- TASK -
List every line in this data where the string "Number" occurs.

- MATERIAL PROVIDED -
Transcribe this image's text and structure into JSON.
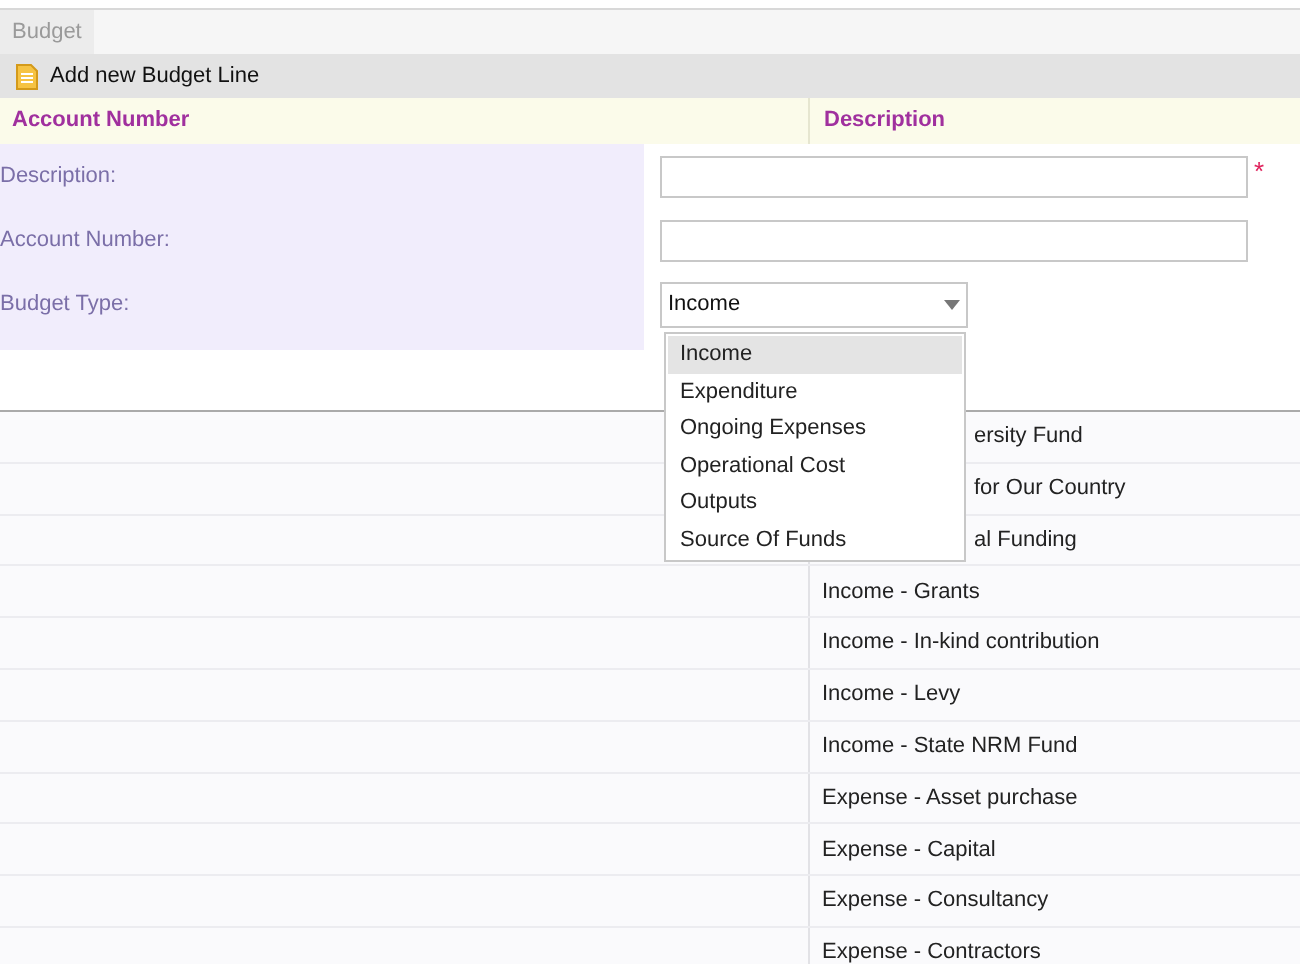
{
  "tabs": [
    {
      "label": "Budget",
      "selected": true
    }
  ],
  "toolbar": {
    "add_button": "Add new Budget Line"
  },
  "table": {
    "columns": [
      "Account Number",
      "Description"
    ],
    "rows": [
      {
        "description": "ersity Fund"
      },
      {
        "description": "for Our Country"
      },
      {
        "description": "al Funding"
      },
      {
        "description": "Income - Grants"
      },
      {
        "description": "Income - In-kind contribution"
      },
      {
        "description": "Income - Levy"
      },
      {
        "description": "Income - State NRM Fund"
      },
      {
        "description": "Expense - Asset purchase"
      },
      {
        "description": "Expense - Capital"
      },
      {
        "description": "Expense - Consultancy"
      },
      {
        "description": "Expense - Contractors"
      }
    ]
  },
  "form": {
    "fields": [
      {
        "kind": "text",
        "label": "Description:",
        "required": true
      },
      {
        "kind": "text",
        "label": "Account Number:",
        "required": false
      },
      {
        "kind": "select",
        "label": "Budget Type:",
        "value": "Income",
        "required": false
      }
    ],
    "required_mark": "*",
    "dropdown": {
      "options": [
        {
          "label": "Income",
          "selected": true
        },
        {
          "label": "Expenditure",
          "selected": false
        },
        {
          "label": "Ongoing Expenses",
          "selected": false
        },
        {
          "label": "Operational Cost",
          "selected": false
        },
        {
          "label": "Outputs",
          "selected": false
        },
        {
          "label": "Source Of Funds",
          "selected": false
        }
      ]
    }
  }
}
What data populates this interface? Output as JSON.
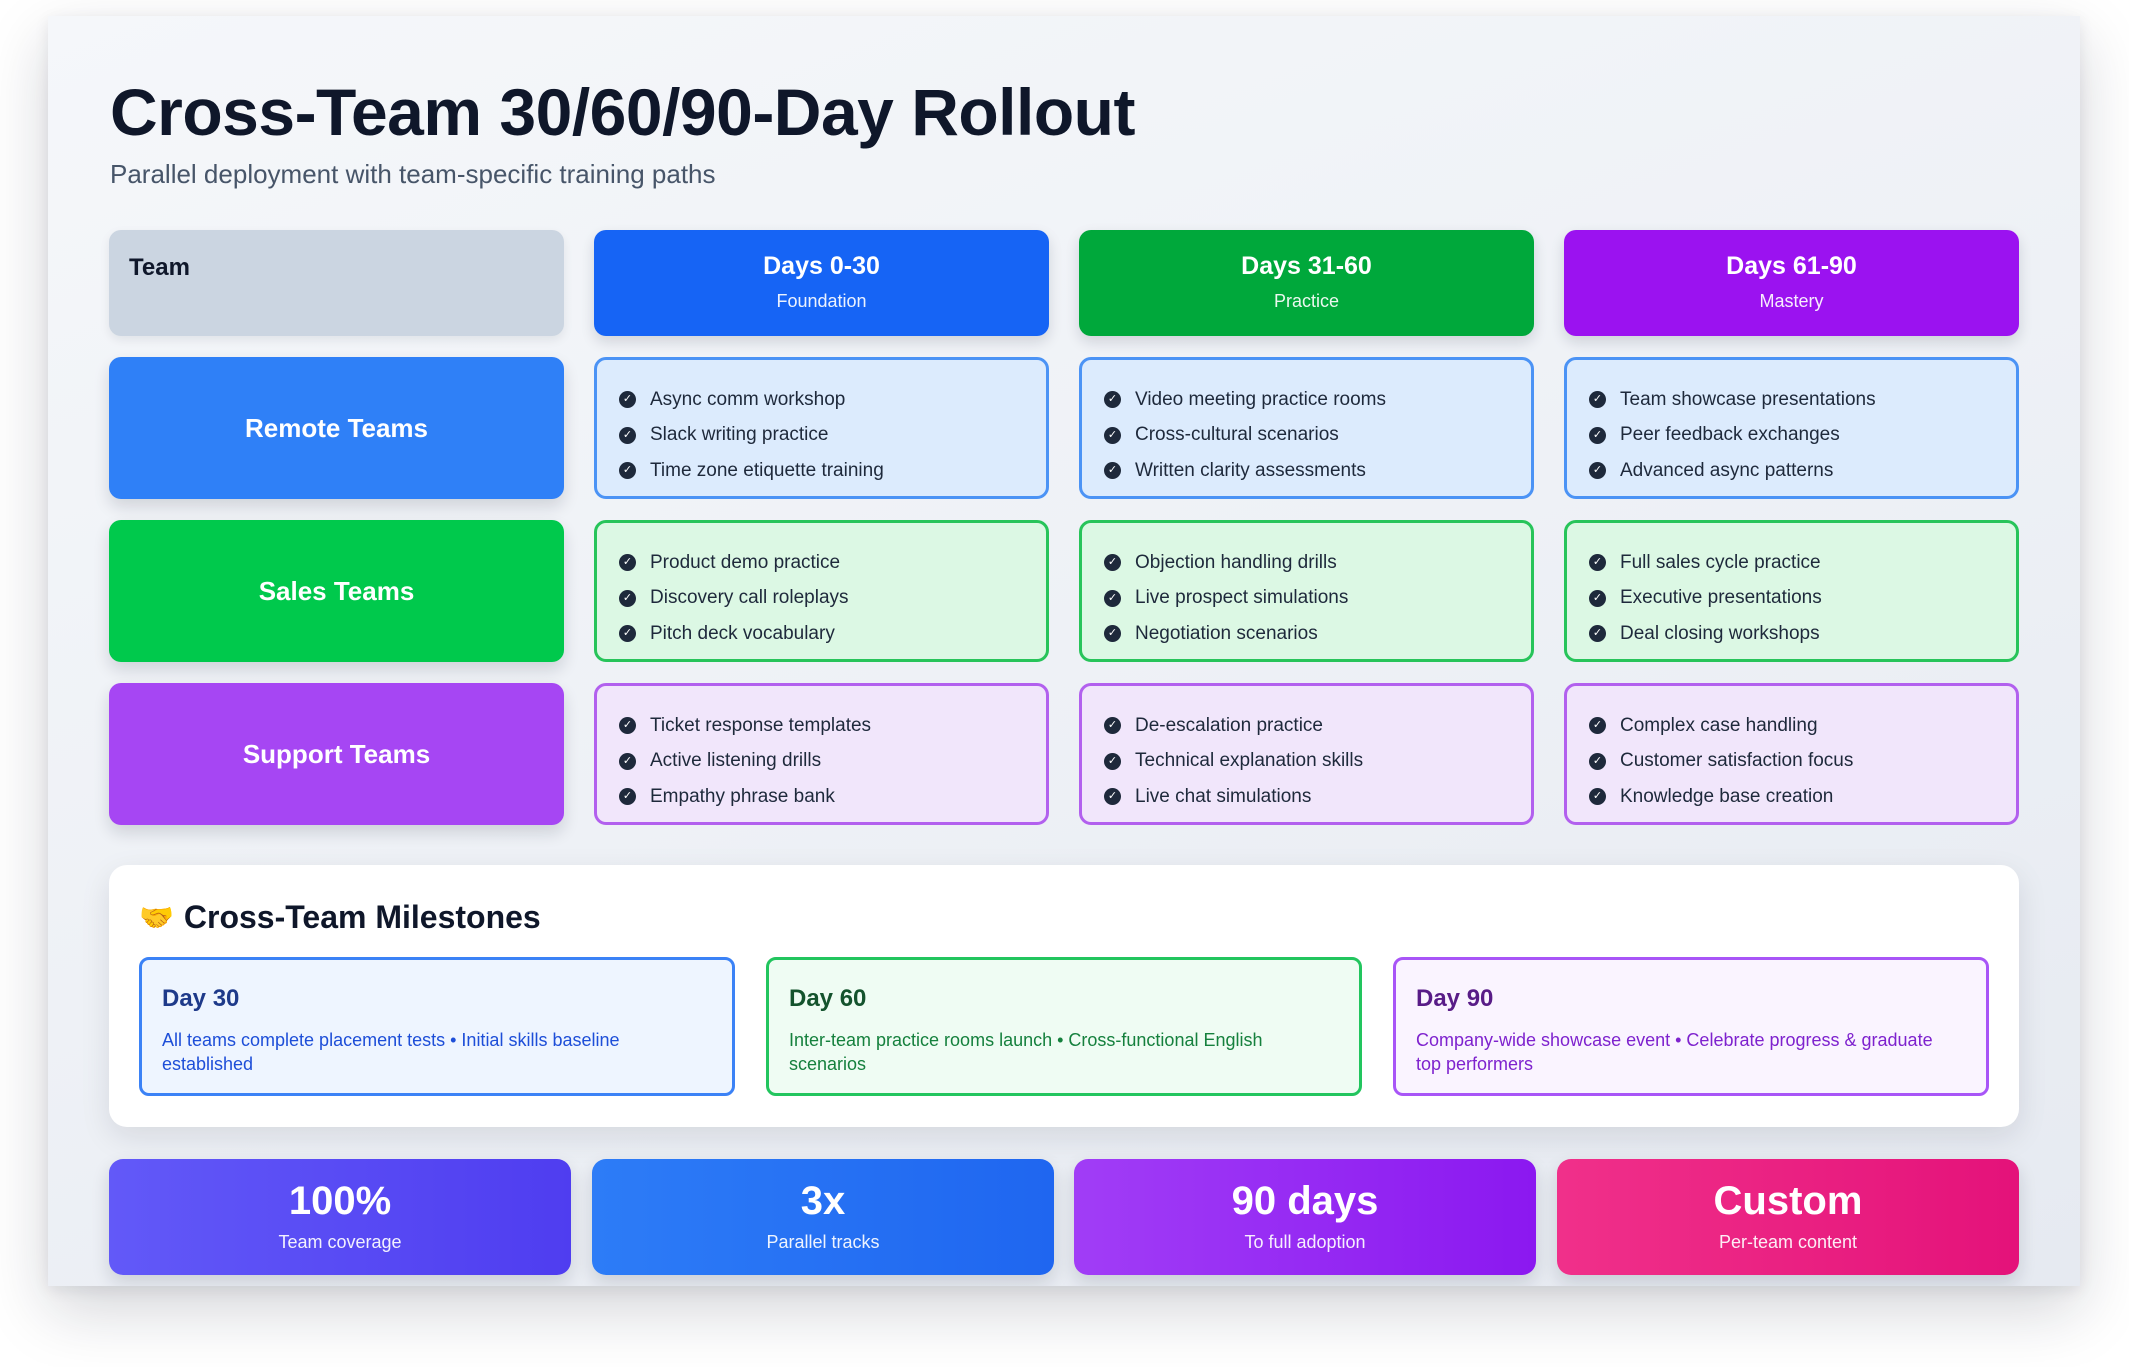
{
  "header": {
    "title": "Cross-Team 30/60/90-Day Rollout",
    "subtitle": "Parallel deployment with team-specific training paths"
  },
  "table": {
    "team_header": "Team",
    "phases": [
      {
        "title": "Days 0-30",
        "subtitle": "Foundation",
        "color": "#1664f5"
      },
      {
        "title": "Days 31-60",
        "subtitle": "Practice",
        "color": "#00a83b"
      },
      {
        "title": "Days 61-90",
        "subtitle": "Mastery",
        "color": "#9b12f0"
      }
    ],
    "rows": [
      {
        "team": "Remote Teams",
        "color": "#2f80f7",
        "cells": [
          [
            "Async comm workshop",
            "Slack writing practice",
            "Time zone etiquette training"
          ],
          [
            "Video meeting practice rooms",
            "Cross-cultural scenarios",
            "Written clarity assessments"
          ],
          [
            "Team showcase presentations",
            "Peer feedback exchanges",
            "Advanced async patterns"
          ]
        ]
      },
      {
        "team": "Sales Teams",
        "color": "#00c94c",
        "cells": [
          [
            "Product demo practice",
            "Discovery call roleplays",
            "Pitch deck vocabulary"
          ],
          [
            "Objection handling drills",
            "Live prospect simulations",
            "Negotiation scenarios"
          ],
          [
            "Full sales cycle practice",
            "Executive presentations",
            "Deal closing workshops"
          ]
        ]
      },
      {
        "team": "Support Teams",
        "color": "#a646f3",
        "cells": [
          [
            "Ticket response templates",
            "Active listening drills",
            "Empathy phrase bank"
          ],
          [
            "De-escalation practice",
            "Technical explanation skills",
            "Live chat simulations"
          ],
          [
            "Complex case handling",
            "Customer satisfaction focus",
            "Knowledge base creation"
          ]
        ]
      }
    ]
  },
  "milestones": {
    "icon": "handshake-icon",
    "icon_glyph": "🤝",
    "title": "Cross-Team Milestones",
    "items": [
      {
        "day": "Day 30",
        "text": "All teams complete placement tests • Initial skills baseline established"
      },
      {
        "day": "Day 60",
        "text": "Inter-team practice rooms launch • Cross-functional English scenarios"
      },
      {
        "day": "Day 90",
        "text": "Company-wide showcase event • Celebrate progress & graduate top performers"
      }
    ]
  },
  "stats": [
    {
      "value": "100%",
      "label": "Team coverage"
    },
    {
      "value": "3x",
      "label": "Parallel tracks"
    },
    {
      "value": "90 days",
      "label": "To full adoption"
    },
    {
      "value": "Custom",
      "label": "Per-team content"
    }
  ]
}
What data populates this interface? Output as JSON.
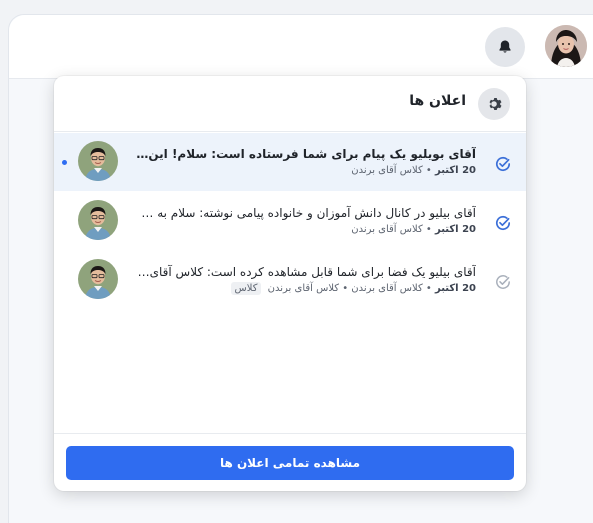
{
  "topbar": {
    "bell_icon": "bell-icon",
    "avatar_icon": "user-avatar"
  },
  "notifications": {
    "title": "اعلان ها",
    "settings_icon": "gear-icon",
    "items": [
      {
        "title": "آقای بویلیو یک پیام برای شما فرستاده است: سلام! این کانال…",
        "date": "20 اکتبر",
        "meta": " • کلاس آقای برندن",
        "chip": "",
        "unread": true
      },
      {
        "title": "آقای بیلیو در کانال دانش آموزان و خانواده پیامی نوشته: سلام به همه!…",
        "date": "20 اکتبر",
        "meta": " • کلاس آقای برندن",
        "chip": "",
        "unread": false
      },
      {
        "title": "آقای بیلیو یک فضا برای شما قابل مشاهده کرده است: کلاس آقای بیلیو",
        "date": "20 اکتبر",
        "meta": " • کلاس آقای برندن • کلاس آقای برندن",
        "chip": "کلاس",
        "unread": false
      }
    ],
    "view_all_label": "مشاهده تمامی اعلان ها"
  },
  "colors": {
    "accent": "#2f6cf0",
    "unread_bg": "#edf3fb",
    "check_active": "#3b6fd8",
    "check_inactive": "#a9b0bb"
  }
}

- EXERCISE OUTPUT -
      "Account Number",
        "label": "Account Number:",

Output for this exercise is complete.